- _Complete the following_:
a – Print, word for word, the portion of the passage on trustworthy leadership from "The report, ‘Cultivating" up to and including "in the autumn.".
b – Write what follows the final sentence of the passage on trustworthy leadership.

- _Excerpted passage_:
————————

The CIPD, the professional body for HR and people development, has today released new research in partnership with the University of Bath demonstrating how HR can help businesses recruit and develop more trustworthy leaders.

The research underlines the importance of the four foundational pillars or characteristics of trustworthy leaders that is: ability, benevolence, integrity and predictability, which play out differently in various organisational contexts and their recruitment, development and assessment processes. The research suggests that HR can increase trustworthiness within an organisation’s leadership team through a number of methods:

  • Implementing values based interviewing, asking interviewees about beliefs and behaviours
  • Encouraging leaders to share their personal stories, which reveal something of them as people rather than functionaries
  • Providing master-classes on self awareness
  • Encouraging the use of assessment practices such as 360 degree feedback
  • Creating platforms for open conversations about trust
  • Ensuring that trustworthy behaviours are visibly rewarded.

According to the findings, being personable and straight-talking are the strongest attributes associated with being a trustworthy leader, with one of the main recommendations being that leaders step away from the ‘uniform of leadership’ from time to time in order to reveal their personal side.

The report, ‘Cultivating trustworthy leaders,’ builds on previous research ‘Where has all the trust gone?’ and draws on practical examples of 13 cross sector organisations that have done a great job of retaining and developing trustworthy leaders, including John Lewis, BBC Worldwide and Unilever. It recognises the current high levels of economic uncertainty in society, as well as the high profile crises of trust in many organisations, as catalysts for businesses to review their approach to selecting and cultivating trustworthy leaders. The research is part of a series, with a final report on what behaviours make for trustworthy leaders being published in the autumn.

————————

- _Dataset extract_:

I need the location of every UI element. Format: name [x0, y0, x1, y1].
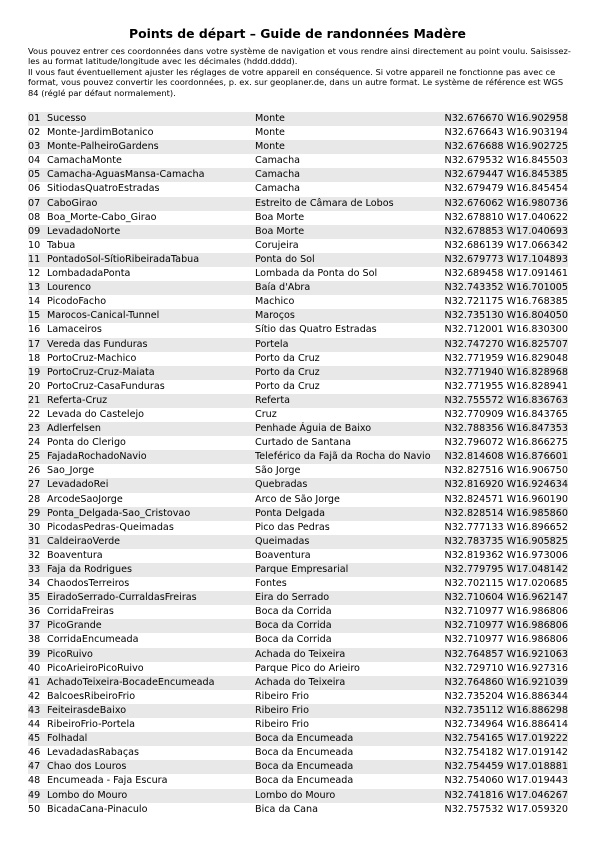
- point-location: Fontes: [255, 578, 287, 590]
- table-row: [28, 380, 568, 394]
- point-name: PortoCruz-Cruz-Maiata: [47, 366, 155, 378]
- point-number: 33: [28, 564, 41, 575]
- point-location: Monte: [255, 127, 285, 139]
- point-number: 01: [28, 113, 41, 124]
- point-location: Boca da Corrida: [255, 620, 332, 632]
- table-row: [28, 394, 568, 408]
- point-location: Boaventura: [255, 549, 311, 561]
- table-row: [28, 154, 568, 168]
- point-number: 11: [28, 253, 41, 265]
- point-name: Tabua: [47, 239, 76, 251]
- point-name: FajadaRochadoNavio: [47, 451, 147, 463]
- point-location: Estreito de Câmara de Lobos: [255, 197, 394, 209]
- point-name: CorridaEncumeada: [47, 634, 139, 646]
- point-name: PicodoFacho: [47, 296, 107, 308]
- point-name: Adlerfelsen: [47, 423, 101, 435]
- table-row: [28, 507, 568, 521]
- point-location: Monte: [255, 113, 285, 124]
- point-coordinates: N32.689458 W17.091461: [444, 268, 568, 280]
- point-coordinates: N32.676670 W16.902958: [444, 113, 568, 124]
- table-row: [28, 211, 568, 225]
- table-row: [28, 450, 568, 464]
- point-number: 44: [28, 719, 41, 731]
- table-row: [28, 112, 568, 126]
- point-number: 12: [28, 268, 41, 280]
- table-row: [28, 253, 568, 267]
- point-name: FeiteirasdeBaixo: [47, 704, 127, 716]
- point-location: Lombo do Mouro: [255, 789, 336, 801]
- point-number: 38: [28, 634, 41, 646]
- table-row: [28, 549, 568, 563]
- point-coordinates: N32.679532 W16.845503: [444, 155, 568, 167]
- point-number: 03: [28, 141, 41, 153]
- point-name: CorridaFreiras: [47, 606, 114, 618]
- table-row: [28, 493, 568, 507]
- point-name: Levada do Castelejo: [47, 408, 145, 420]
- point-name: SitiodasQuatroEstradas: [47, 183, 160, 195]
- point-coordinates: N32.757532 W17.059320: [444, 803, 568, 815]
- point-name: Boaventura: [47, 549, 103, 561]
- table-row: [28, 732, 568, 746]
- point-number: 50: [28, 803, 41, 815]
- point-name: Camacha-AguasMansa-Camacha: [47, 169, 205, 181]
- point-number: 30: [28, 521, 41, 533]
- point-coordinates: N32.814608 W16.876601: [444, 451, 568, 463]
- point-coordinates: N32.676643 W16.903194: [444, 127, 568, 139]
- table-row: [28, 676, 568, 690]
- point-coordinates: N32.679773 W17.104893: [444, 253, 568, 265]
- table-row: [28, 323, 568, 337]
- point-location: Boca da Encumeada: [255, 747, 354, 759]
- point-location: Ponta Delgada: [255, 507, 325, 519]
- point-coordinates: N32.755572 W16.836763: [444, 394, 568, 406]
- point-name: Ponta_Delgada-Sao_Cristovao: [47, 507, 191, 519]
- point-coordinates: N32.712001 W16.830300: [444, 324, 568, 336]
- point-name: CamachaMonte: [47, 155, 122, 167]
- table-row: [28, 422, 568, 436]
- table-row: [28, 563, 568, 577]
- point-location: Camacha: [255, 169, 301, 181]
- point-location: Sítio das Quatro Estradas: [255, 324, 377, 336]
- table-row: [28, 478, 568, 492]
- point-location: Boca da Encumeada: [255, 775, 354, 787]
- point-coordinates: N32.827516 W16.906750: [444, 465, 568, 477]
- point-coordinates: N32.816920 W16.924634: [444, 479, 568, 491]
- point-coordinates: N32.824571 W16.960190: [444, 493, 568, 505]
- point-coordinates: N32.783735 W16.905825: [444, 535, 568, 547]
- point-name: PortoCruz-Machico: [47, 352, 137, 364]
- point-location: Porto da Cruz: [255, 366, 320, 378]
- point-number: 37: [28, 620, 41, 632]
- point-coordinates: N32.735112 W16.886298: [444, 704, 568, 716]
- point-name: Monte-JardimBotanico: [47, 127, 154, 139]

————————

- _Answers below_:
a –
The report, ‘Cultivating trustworthy leaders,’ builds on previous research ‘Where has all the trust gone?’ and draws on practical examples of 13 cross sector organisations that have done a great job of retaining and developing trustworthy leaders, including John Lewis, BBC Worldwide and Unilever. It recognises the current high levels of economic uncertainty in society, as well as the high profile crises of trust in many organisations, as catalysts for businesses to review their approach to selecting and cultivating trustworthy leaders. The research is part of a series, with a final report on what behaviours make for trustworthy leaders being published in the autumn.

b –
Claire McCartney, Research Adviser at the CIPD, comments: “It’s proven that organisations with high levels of trust perform better in terms of innovation, problem solving, engagement and knowledge sharing. Given the recent crises in trust in the banking and health care sectors in particular, it’s more important than ever that HR steps up to provide the appropriate platforms for trustworthy leaders to develop. But it’s also important that organisations allow their leaders to flourish without getting too bogged down by process and technology. HR needs to let their policies evolve alongside the personal and relational side of trust. It’s also really important for leaders to demonstrate benevolence, integrity and consistency in their actions.”

Kirstin Furber, People Director at BBC Worldwide, said: “Trust is a core value of BBC Worldwide.  It is essential within our organisation, particularly following the introduction of our new geographic structure which was designed and implemented by our leaders rather than external consultants.   The structure encourages a collaborative working culture required for working across different cultures and time zones as you can’t always meet face-to-face.  To support this we have an array of people and processes in place including recruitment, annual appraisals and development opportunities that reinforce our values.”   

Professor Veronica Hope Hailey, Dean of the School of Management at the University of Bath who led on the research, said: “Sometimes we let HR processes and systems get in the way of trusting our own judgements of a leader’s worth as a trustworthy person. What came through from the research was that when considering the four drivers of trustworthiness, HR selection processes were good at measuring ability and predictability. However, the softer elements of trustworthiness, benevolence and integrity, were much more dependent upon assessing an individual as a whole person. This means considering a potential leader’s personal conduct inside and outside the workplace, and how their personal moral code would fit with the overall organisational culture.

“What is needed is a balanced approach – HR processes and systems are great for ensuring consistency but should not be allowed to override a personal judgement of a leader’s trustworthiness. The HR system should not be allowed to override our own sense of judgement!”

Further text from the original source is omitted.